## WRITTEN INSTRUCTION:
From the records below, copy every line that contains the word "hiermit".

## EXERCISE DATA:
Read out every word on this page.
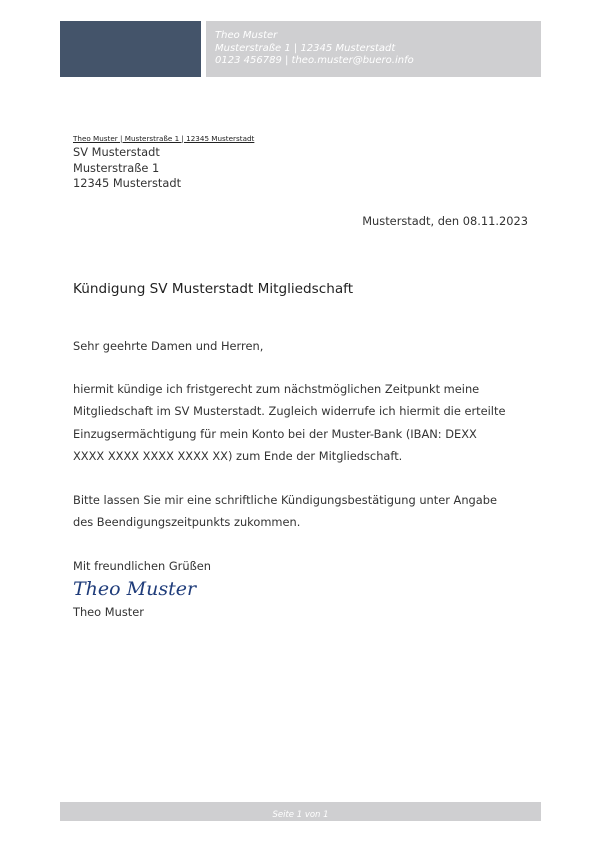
Theo Muster
Musterstraße 1 | 12345 Musterstadt
0123 456789 | theo.muster@buero.info
Theo Muster | Musterstraße 1 | 12345 Musterstadt
SV Musterstadt
Musterstraße 1
12345 Musterstadt
Musterstadt, den 08.11.2023
Kündigung SV Musterstadt Mitgliedschaft
Sehr geehrte Damen und Herren,
hiermit kündige ich fristgerecht zum nächstmöglichen Zeitpunkt meine
Mitgliedschaft im SV Musterstadt. Zugleich widerrufe ich hiermit die erteilte
Einzugsermächtigung für mein Konto bei der Muster-Bank (IBAN: DEXX
XXXX XXXX XXXX XXXX XX) zum Ende der Mitgliedschaft.
Bitte lassen Sie mir eine schriftliche Kündigungsbestätigung unter Angabe
des Beendigungszeitpunkts zukommen.
Mit freundlichen Grüßen
Theo Muster
Theo Muster
Seite 1 von 1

## ANSWER FOR THE TASK:
hiermit kündige ich fristgerecht zum nächstmöglichen Zeitpunkt meine
Mitgliedschaft im SV Musterstadt. Zugleich widerrufe ich hiermit die erteilte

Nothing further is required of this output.